» Written task:
Return all lines below containing the word "type".

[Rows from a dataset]

■ ■ ■

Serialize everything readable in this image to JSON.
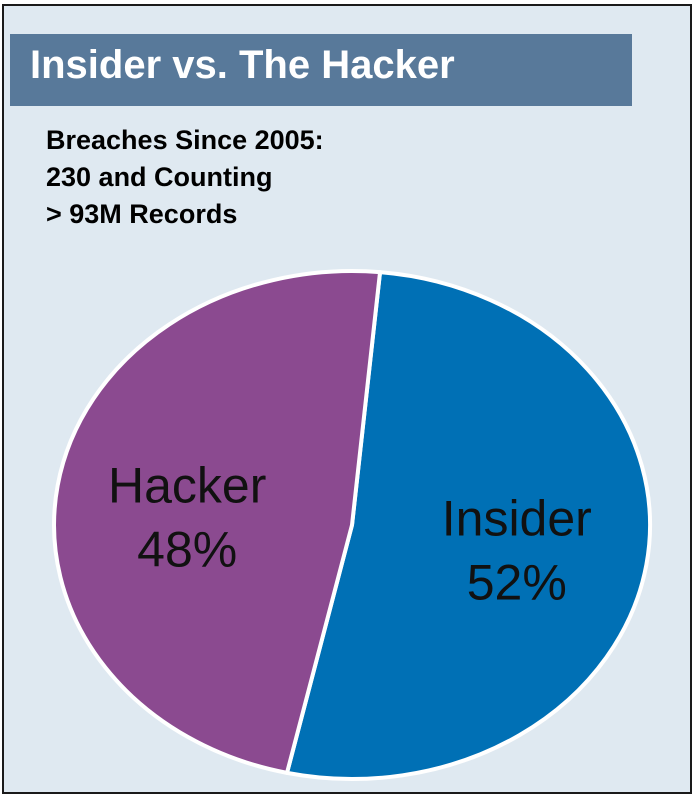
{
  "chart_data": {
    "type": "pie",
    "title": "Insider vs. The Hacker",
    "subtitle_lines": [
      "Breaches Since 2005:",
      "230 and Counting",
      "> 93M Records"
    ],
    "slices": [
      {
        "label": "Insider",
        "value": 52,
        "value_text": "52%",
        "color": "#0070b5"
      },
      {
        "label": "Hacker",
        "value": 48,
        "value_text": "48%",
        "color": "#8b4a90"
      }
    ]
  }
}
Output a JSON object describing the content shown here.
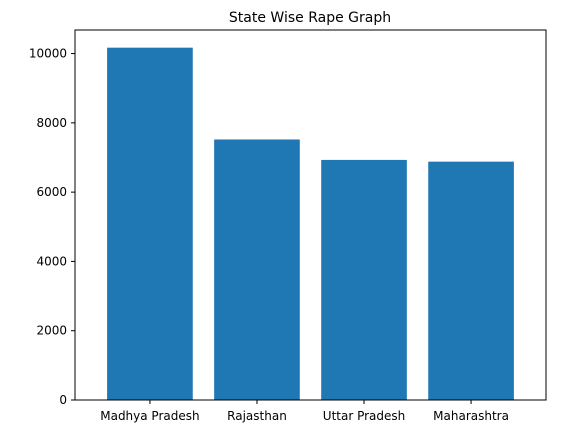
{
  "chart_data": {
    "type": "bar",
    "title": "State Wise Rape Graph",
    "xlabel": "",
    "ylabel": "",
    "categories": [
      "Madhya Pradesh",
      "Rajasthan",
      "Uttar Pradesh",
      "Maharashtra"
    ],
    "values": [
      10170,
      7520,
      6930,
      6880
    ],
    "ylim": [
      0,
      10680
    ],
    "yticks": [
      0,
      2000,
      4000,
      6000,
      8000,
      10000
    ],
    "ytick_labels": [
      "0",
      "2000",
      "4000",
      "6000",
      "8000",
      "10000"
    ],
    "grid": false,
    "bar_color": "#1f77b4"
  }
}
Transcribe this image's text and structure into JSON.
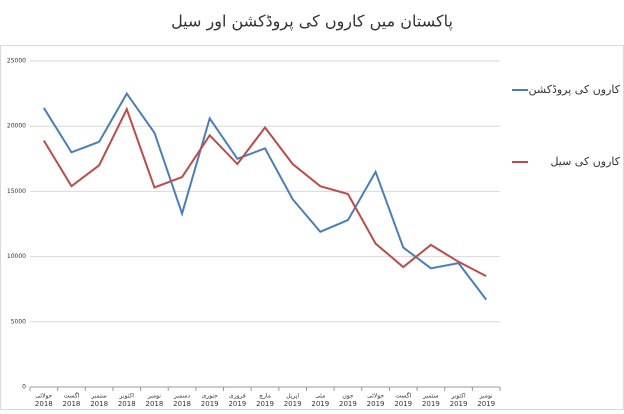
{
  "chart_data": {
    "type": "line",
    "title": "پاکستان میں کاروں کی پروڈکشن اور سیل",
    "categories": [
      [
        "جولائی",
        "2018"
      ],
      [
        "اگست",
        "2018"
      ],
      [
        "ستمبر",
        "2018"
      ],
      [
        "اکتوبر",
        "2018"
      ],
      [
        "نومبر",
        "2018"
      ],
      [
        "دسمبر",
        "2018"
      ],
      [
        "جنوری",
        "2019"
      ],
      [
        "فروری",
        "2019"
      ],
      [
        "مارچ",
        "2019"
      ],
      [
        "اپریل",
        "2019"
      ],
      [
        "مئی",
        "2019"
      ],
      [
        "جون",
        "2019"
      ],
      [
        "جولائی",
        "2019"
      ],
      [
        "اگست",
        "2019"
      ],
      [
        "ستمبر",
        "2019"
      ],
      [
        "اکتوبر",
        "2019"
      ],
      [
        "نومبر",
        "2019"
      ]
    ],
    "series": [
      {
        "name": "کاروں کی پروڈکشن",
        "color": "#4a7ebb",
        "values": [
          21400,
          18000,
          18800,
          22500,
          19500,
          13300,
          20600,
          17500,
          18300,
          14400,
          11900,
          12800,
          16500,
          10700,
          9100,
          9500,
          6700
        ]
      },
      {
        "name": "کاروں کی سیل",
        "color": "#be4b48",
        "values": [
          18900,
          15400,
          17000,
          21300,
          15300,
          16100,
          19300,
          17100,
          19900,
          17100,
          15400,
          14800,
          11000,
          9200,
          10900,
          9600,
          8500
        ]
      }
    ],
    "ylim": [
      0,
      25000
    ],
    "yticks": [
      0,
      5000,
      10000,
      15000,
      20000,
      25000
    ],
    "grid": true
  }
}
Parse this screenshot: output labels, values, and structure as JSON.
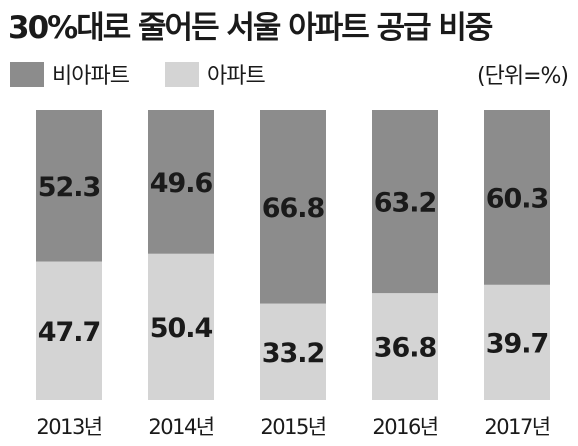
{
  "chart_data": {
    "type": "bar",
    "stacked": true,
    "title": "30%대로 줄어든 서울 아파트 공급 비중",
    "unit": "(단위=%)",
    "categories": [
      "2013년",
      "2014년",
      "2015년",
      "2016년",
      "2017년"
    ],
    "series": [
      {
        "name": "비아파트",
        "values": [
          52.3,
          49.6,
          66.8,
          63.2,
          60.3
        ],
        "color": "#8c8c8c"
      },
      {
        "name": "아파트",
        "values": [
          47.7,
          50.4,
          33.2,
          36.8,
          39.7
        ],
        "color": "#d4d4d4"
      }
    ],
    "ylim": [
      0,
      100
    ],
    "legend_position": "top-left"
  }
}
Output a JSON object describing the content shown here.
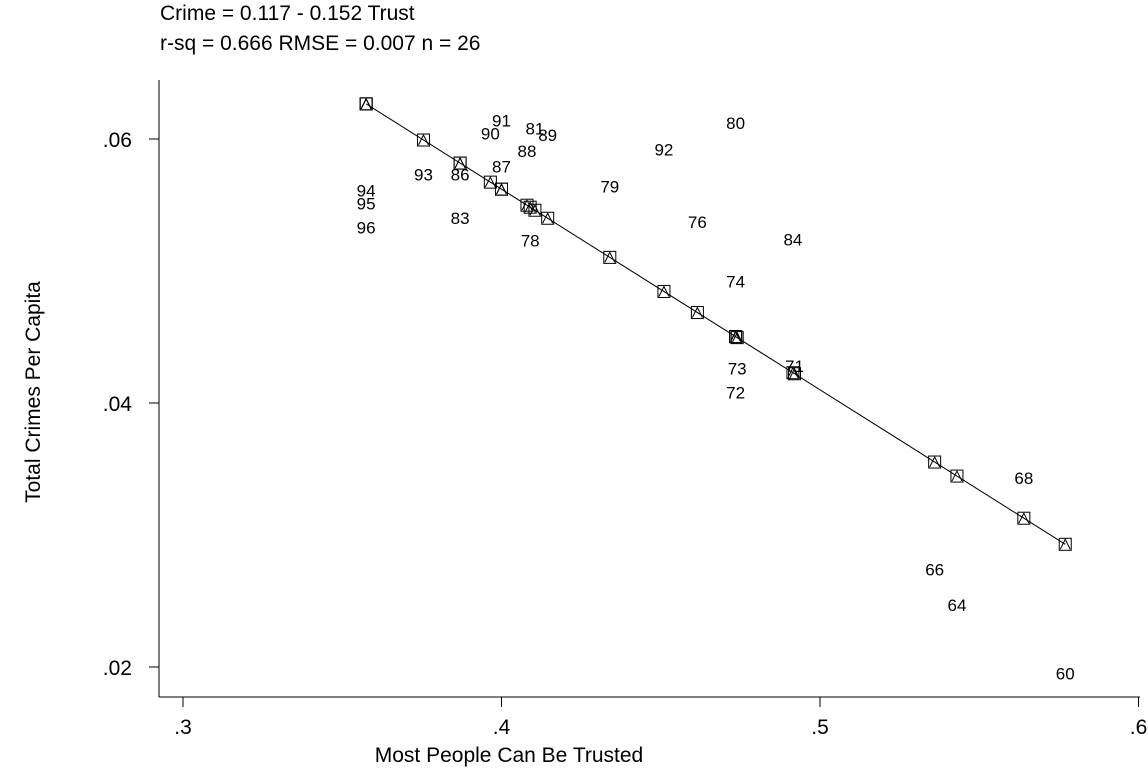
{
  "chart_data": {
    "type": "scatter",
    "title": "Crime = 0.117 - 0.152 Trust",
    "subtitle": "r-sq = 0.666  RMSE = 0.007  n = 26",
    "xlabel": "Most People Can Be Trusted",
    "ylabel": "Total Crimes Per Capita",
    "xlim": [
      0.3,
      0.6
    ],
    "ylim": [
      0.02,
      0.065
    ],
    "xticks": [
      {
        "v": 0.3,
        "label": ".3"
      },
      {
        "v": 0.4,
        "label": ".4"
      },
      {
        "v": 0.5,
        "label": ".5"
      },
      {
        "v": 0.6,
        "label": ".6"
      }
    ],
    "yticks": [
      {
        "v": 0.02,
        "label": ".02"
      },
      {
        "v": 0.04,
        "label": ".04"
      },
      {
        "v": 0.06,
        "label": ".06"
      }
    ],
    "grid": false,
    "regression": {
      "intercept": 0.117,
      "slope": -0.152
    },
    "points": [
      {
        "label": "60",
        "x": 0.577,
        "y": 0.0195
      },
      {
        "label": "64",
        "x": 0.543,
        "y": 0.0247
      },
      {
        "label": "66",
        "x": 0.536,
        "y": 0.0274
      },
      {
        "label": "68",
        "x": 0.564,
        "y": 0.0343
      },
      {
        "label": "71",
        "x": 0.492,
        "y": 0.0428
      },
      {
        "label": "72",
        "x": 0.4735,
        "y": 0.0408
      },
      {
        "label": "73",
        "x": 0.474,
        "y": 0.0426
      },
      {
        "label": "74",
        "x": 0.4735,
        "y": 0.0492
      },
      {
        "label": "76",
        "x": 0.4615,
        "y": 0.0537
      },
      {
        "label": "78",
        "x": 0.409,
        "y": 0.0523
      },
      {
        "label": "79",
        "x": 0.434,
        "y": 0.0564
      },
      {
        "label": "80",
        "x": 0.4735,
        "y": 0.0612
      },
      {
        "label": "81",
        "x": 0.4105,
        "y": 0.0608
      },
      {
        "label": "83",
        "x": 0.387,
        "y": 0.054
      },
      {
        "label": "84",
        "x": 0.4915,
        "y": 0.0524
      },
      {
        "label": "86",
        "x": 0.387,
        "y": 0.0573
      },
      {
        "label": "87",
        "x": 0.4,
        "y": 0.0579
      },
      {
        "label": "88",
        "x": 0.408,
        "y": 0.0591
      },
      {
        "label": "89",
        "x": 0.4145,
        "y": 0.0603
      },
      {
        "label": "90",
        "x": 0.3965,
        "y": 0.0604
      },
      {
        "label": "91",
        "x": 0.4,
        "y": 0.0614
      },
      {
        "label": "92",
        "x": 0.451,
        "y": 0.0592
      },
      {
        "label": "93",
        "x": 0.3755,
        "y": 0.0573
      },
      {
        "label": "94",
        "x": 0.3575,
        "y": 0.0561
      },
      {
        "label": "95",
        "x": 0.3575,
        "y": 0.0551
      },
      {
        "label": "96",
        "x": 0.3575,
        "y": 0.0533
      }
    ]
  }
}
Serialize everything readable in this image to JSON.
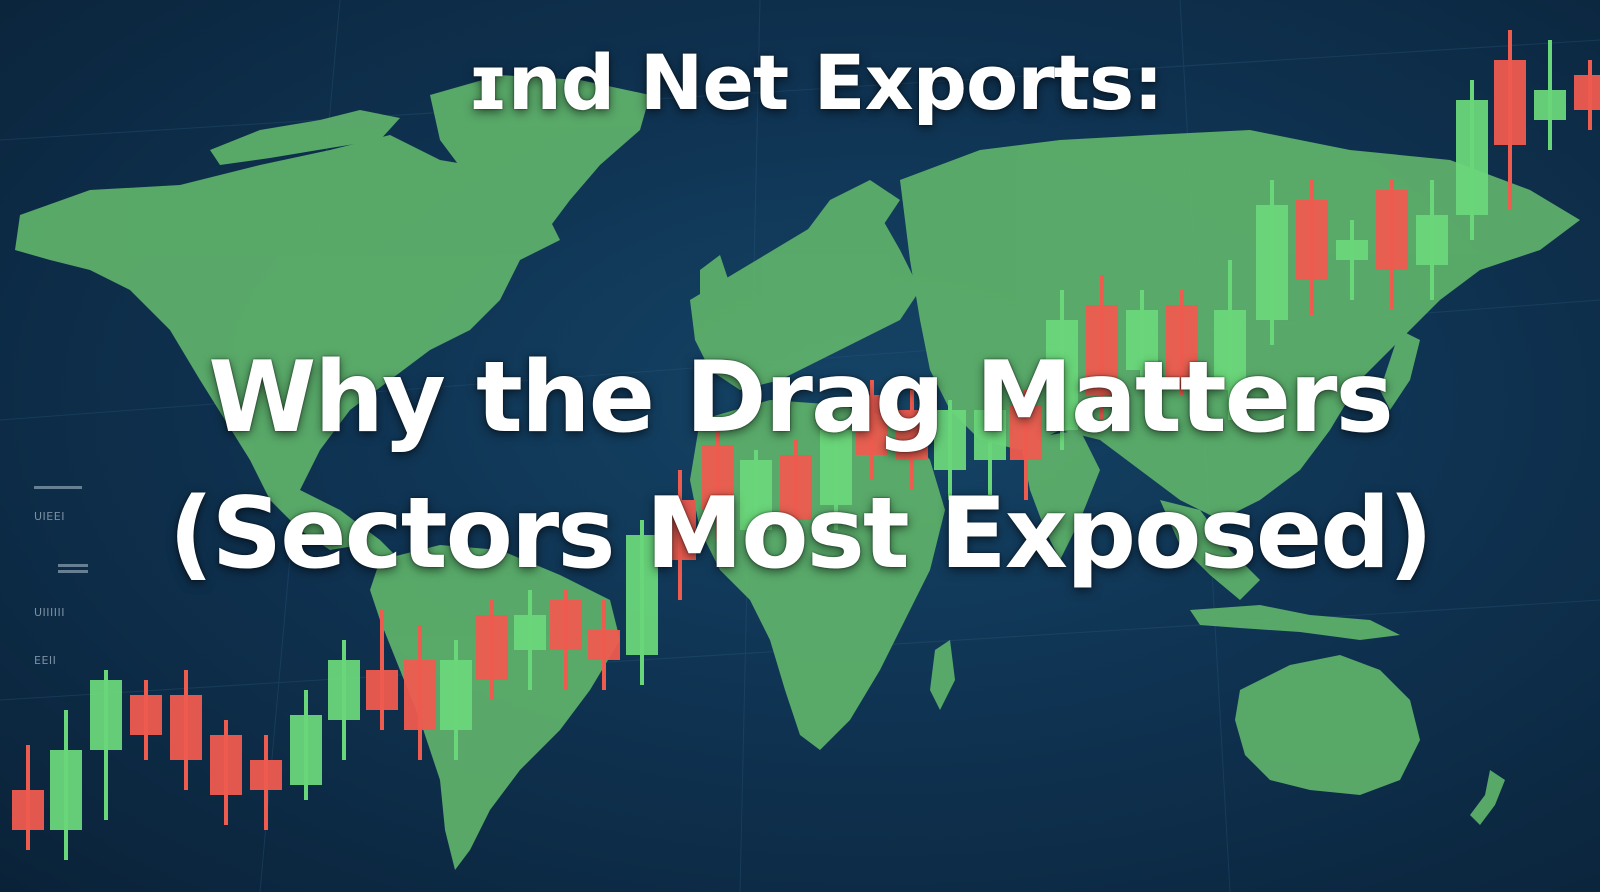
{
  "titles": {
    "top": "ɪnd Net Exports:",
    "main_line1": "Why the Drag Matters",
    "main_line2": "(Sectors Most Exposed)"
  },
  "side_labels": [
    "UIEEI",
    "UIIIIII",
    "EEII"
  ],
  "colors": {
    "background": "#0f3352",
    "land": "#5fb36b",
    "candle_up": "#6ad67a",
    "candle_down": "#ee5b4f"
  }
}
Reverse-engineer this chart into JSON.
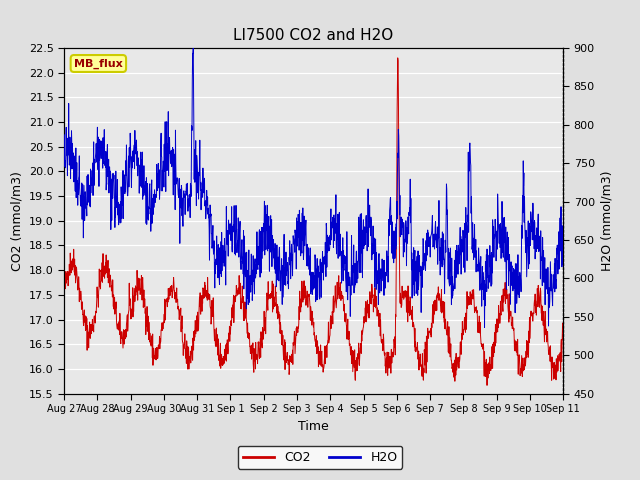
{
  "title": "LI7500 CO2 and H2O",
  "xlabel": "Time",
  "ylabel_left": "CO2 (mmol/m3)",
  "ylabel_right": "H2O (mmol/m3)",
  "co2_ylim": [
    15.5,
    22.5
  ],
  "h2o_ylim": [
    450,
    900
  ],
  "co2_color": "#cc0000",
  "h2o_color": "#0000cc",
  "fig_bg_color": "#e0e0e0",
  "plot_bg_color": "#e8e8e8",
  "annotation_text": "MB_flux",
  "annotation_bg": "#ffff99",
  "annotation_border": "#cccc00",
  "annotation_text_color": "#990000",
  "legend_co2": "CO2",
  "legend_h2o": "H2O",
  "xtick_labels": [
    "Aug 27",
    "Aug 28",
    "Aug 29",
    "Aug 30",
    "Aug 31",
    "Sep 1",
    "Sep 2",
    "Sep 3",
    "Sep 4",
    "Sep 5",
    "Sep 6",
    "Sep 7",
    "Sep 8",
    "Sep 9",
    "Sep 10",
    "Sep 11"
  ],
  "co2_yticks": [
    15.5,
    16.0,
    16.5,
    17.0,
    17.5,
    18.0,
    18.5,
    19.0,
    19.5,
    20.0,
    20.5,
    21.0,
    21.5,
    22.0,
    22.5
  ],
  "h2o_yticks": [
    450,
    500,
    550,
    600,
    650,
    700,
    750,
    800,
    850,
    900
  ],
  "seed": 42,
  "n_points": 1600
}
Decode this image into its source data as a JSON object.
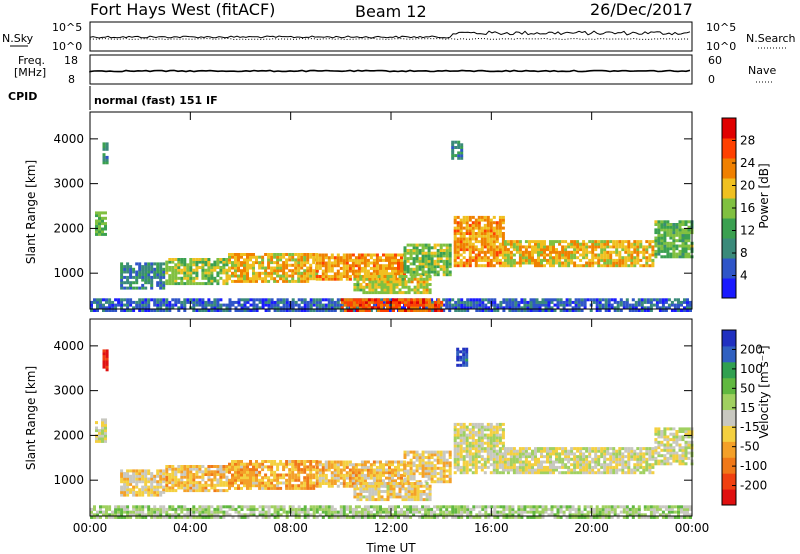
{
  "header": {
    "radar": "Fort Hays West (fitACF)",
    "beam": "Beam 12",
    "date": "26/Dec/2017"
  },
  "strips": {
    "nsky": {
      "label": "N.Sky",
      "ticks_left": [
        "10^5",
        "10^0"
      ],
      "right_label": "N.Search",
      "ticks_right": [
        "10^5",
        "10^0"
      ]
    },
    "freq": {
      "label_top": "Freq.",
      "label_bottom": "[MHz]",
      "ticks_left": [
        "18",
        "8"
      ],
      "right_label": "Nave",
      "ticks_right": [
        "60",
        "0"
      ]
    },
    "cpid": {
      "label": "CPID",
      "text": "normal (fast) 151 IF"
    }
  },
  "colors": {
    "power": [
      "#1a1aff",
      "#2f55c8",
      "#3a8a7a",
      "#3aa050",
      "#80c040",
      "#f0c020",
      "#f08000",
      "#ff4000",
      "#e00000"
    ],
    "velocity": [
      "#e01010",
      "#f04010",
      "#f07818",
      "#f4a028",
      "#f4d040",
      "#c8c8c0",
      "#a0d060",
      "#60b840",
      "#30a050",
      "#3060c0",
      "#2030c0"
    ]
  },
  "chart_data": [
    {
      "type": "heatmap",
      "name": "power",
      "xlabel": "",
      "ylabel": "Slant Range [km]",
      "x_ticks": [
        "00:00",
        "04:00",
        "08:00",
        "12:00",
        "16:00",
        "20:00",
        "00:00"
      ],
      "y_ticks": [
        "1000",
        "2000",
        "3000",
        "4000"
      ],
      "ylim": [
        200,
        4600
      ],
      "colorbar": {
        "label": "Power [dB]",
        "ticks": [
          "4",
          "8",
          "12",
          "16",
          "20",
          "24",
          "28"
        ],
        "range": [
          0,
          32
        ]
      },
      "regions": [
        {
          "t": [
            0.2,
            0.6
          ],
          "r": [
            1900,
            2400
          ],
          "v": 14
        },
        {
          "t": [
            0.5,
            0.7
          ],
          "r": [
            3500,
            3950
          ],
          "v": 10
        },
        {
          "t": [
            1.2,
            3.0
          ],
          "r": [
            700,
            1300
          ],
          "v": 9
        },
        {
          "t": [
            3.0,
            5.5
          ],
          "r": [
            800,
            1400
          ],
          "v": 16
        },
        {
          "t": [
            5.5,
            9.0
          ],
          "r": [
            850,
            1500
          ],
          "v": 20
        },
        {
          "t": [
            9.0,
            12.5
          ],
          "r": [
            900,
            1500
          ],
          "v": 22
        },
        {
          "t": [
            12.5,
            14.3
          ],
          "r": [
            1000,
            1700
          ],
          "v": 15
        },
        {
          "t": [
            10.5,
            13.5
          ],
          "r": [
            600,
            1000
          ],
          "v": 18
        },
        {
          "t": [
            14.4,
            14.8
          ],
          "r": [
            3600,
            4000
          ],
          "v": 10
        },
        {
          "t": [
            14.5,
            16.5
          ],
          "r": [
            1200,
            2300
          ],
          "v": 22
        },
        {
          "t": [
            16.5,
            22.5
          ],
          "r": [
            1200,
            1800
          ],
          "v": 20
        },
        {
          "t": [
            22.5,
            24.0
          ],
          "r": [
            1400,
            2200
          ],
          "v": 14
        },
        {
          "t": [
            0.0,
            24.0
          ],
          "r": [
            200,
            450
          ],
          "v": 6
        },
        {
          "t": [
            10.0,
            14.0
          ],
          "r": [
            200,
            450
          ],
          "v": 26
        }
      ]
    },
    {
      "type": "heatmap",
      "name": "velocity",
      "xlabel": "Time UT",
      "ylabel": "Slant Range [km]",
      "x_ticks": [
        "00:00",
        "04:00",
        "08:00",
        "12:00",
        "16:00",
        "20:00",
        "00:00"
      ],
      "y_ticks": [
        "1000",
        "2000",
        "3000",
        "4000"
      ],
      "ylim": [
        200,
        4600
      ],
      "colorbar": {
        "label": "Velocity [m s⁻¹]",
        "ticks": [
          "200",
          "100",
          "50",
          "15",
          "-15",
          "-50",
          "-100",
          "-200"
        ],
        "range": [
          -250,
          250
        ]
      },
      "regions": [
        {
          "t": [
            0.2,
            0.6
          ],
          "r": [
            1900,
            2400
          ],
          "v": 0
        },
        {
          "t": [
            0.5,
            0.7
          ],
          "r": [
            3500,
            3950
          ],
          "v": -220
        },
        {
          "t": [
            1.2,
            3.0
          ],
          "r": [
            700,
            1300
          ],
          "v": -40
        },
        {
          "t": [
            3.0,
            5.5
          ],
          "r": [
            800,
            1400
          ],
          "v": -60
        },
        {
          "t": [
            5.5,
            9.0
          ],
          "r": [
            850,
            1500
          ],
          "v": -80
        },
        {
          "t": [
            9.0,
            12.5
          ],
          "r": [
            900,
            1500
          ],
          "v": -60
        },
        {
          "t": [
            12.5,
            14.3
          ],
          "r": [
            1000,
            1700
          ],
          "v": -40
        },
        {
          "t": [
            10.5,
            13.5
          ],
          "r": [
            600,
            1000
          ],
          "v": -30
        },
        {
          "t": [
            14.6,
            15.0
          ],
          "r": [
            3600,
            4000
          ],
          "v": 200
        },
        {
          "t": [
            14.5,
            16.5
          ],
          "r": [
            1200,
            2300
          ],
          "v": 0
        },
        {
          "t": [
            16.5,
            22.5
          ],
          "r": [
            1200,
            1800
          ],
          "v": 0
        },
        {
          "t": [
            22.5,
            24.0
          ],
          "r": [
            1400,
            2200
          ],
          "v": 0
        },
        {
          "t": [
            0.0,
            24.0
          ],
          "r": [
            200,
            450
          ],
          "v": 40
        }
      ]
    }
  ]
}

■ ■ ■

» Written response:
    "type": "pie",
    "type": "bar",
    "type": "line",
    "type": "bar",
    "type": "scatter",
      "type": "heatmap",
      "type": "heatmap",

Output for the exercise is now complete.